WHAT YOU ARE ASKED TO DO:
Reproduce each of the following rows verbatim, with no changes.

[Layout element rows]

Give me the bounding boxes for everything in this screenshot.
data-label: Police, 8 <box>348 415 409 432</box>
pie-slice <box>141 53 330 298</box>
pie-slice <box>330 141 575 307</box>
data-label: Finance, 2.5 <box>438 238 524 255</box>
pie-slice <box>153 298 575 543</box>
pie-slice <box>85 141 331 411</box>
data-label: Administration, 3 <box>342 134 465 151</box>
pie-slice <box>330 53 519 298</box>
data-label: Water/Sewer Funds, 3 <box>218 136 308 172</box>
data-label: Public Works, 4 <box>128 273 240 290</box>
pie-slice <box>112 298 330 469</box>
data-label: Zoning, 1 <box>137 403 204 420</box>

THE ANSWER:
Give me the bounding boxes for everything in this screenshot.
data-label: Police, 8 <box>348 415 409 432</box>
pie-slice <box>141 53 330 298</box>
pie-slice <box>330 141 575 307</box>
data-label: Finance, 2.5 <box>438 238 524 255</box>
pie-slice <box>153 298 575 543</box>
pie-slice <box>85 141 331 411</box>
data-label: Administration, 3 <box>342 134 465 151</box>
pie-slice <box>330 53 519 298</box>
data-label: Water/Sewer Funds, 3 <box>218 136 308 172</box>
data-label: Public Works, 4 <box>128 273 240 290</box>
pie-slice <box>112 298 330 469</box>
data-label: Zoning, 1 <box>137 403 204 420</box>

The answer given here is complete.